• [YOUR GOAL]: What follows are records. Restate all of them word for word.

• [RECORDS SHOWN]:
--- Begin ---

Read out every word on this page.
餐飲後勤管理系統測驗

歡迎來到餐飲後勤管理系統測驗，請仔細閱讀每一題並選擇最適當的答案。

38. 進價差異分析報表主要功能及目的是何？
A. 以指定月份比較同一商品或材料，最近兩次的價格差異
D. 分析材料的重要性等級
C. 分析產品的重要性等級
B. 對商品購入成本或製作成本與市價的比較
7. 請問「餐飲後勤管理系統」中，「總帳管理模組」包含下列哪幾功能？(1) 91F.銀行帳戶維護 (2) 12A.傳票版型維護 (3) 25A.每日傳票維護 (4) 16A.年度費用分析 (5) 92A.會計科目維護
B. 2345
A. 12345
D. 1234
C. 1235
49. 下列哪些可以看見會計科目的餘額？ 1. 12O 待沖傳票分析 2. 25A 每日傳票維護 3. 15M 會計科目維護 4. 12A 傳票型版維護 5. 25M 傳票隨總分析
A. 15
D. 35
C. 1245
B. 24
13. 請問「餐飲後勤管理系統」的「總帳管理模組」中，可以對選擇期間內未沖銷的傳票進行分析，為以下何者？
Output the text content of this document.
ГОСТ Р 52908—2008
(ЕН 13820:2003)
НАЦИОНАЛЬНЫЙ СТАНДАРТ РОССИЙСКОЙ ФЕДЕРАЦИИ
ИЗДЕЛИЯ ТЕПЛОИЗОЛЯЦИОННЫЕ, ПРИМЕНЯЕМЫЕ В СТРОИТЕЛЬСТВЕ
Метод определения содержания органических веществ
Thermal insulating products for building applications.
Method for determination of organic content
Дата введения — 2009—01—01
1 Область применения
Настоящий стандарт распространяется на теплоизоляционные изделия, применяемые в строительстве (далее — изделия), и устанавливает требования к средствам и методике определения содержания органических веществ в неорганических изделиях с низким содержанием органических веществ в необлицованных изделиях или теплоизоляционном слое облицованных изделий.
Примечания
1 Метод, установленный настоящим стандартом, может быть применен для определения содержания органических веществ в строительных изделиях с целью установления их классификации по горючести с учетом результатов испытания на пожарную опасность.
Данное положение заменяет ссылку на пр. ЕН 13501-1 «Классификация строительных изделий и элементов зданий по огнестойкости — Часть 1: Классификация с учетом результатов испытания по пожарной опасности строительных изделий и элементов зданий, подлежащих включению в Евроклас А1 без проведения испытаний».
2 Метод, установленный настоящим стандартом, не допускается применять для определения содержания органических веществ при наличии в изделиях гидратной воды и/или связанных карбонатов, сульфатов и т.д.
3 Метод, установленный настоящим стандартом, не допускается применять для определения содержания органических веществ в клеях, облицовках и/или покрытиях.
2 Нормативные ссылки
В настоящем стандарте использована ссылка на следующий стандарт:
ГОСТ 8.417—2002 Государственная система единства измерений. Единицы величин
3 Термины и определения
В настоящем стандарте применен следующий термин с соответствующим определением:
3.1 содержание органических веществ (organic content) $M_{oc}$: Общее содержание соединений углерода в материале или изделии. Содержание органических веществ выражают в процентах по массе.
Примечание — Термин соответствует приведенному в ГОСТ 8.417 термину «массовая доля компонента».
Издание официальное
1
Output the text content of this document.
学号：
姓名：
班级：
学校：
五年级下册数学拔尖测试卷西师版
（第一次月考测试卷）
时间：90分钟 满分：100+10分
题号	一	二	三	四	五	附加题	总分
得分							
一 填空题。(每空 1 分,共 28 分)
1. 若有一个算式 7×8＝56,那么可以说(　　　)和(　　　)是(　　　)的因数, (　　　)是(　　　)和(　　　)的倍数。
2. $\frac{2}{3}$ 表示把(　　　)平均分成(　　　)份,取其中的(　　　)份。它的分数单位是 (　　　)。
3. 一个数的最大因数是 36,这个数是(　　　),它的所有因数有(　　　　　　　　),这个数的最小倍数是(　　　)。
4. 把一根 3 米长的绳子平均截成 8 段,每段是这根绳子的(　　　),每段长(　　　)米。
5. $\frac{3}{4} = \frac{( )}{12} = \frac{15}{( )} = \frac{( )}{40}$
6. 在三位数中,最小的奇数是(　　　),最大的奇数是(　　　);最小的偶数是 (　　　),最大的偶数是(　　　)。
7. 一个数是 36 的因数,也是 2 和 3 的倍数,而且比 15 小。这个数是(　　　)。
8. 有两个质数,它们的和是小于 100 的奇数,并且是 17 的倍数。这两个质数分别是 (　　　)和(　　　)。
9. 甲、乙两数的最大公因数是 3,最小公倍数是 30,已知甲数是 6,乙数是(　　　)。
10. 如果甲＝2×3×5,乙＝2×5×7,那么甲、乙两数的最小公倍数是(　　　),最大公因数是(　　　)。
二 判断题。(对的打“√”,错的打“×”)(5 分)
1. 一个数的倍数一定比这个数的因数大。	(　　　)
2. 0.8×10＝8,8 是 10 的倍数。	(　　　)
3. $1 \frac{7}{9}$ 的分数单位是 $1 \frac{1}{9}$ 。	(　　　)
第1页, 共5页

--- End ---

• [THE REPLY]:
Read out every word on this page.
餐飲後勤管理系統測驗

歡迎來到餐飲後勤管理系統測驗，請仔細閱讀每一題並選擇最適當的答案。

38. 進價差異分析報表主要功能及目的是何？
A. 以指定月份比較同一商品或材料，最近兩次的價格差異
D. 分析材料的重要性等級
C. 分析產品的重要性等級
B. 對商品購入成本或製作成本與市價的比較
7. 請問「餐飲後勤管理系統」中，「總帳管理模組」包含下列哪幾功能？(1) 91F.銀行帳戶維護 (2) 12A.傳票版型維護 (3) 25A.每日傳票維護 (4) 16A.年度費用分析 (5) 92A.會計科目維護
B. 2345
A. 12345
D. 1234
C. 1235
49. 下列哪些可以看見會計科目的餘額？ 1. 12O 待沖傳票分析 2. 25A 每日傳票維護 3. 15M 會計科目維護 4. 12A 傳票型版維護 5. 25M 傳票隨總分析
A. 15
D. 35
C. 1245
B. 24
13. 請問「餐飲後勤管理系統」的「總帳管理模組」中，可以對選擇期間內未沖銷的傳票進行分析，為以下何者？
Output the text content of this document.
ГОСТ Р 52908—2008
(ЕН 13820:2003)
НАЦИОНАЛЬНЫЙ СТАНДАРТ РОССИЙСКОЙ ФЕДЕРАЦИИ
ИЗДЕЛИЯ ТЕПЛОИЗОЛЯЦИОННЫЕ, ПРИМЕНЯЕМЫЕ В СТРОИТЕЛЬСТВЕ
Метод определения содержания органических веществ
Thermal insulating products for building applications.
Method for determination of organic content
Дата введения — 2009—01—01
1 Область применения
Настоящий стандарт распространяется на теплоизоляционные изделия, применяемые в строительстве (далее — изделия), и устанавливает требования к средствам и методике определения содержания органических веществ в неорганических изделиях с низким содержанием органических веществ в необлицованных изделиях или теплоизоляционном слое облицованных изделий.
Примечания
1 Метод, установленный настоящим стандартом, может быть применен для определения содержания органических веществ в строительных изделиях с целью установления их классификации по горючести с учетом результатов испытания на пожарную опасность.
Данное положение заменяет ссылку на пр. ЕН 13501-1 «Классификация строительных изделий и элементов зданий по огнестойкости — Часть 1: Классификация с учетом результатов испытания по пожарной опасности строительных изделий и элементов зданий, подлежащих включению в Евроклас А1 без проведения испытаний».
2 Метод, установленный настоящим стандартом, не допускается применять для определения содержания органических веществ при наличии в изделиях гидратной воды и/или связанных карбонатов, сульфатов и т.д.
3 Метод, установленный настоящим стандартом, не допускается применять для определения содержания органических веществ в клеях, облицовках и/или покрытиях.
2 Нормативные ссылки
В настоящем стандарте использована ссылка на следующий стандарт:
ГОСТ 8.417—2002 Государственная система единства измерений. Единицы величин
3 Термины и определения
В настоящем стандарте применен следующий термин с соответствующим определением:
3.1 содержание органических веществ (organic content) $M_{oc}$: Общее содержание соединений углерода в материале или изделии. Содержание органических веществ выражают в процентах по массе.
Примечание — Термин соответствует приведенному в ГОСТ 8.417 термину «массовая доля компонента».
Издание официальное
1
Output the text content of this document.
学号：
姓名：
班级：
学校：
五年级下册数学拔尖测试卷西师版
（第一次月考测试卷）
时间：90分钟 满分：100+10分
题号	一	二	三	四	五	附加题	总分
得分							
一 填空题。(每空 1 分,共 28 分)
1. 若有一个算式 7×8＝56,那么可以说(　　　)和(　　　)是(　　　)的因数, (　　　)是(　　　)和(　　　)的倍数。
2. $\frac{2}{3}$ 表示把(　　　)平均分成(　　　)份,取其中的(　　　)份。它的分数单位是 (　　　)。
3. 一个数的最大因数是 36,这个数是(　　　),它的所有因数有(　　　　　　　　),这个数的最小倍数是(　　　)。
4. 把一根 3 米长的绳子平均截成 8 段,每段是这根绳子的(　　　),每段长(　　　)米。
5. $\frac{3}{4} = \frac{( )}{12} = \frac{15}{( )} = \frac{( )}{40}$
6. 在三位数中,最小的奇数是(　　　),最大的奇数是(　　　);最小的偶数是 (　　　),最大的偶数是(　　　)。
7. 一个数是 36 的因数,也是 2 和 3 的倍数,而且比 15 小。这个数是(　　　)。
8. 有两个质数,它们的和是小于 100 的奇数,并且是 17 的倍数。这两个质数分别是 (　　　)和(　　　)。
9. 甲、乙两数的最大公因数是 3,最小公倍数是 30,已知甲数是 6,乙数是(　　　)。
10. 如果甲＝2×3×5,乙＝2×5×7,那么甲、乙两数的最小公倍数是(　　　),最大公因数是(　　　)。
二 判断题。(对的打“√”,错的打“×”)(5 分)
1. 一个数的倍数一定比这个数的因数大。	(　　　)
2. 0.8×10＝8,8 是 10 的倍数。	(　　　)
3. $1 \frac{7}{9}$ 的分数单位是 $1 \frac{1}{9}$ 。	(　　　)
第1页, 共5页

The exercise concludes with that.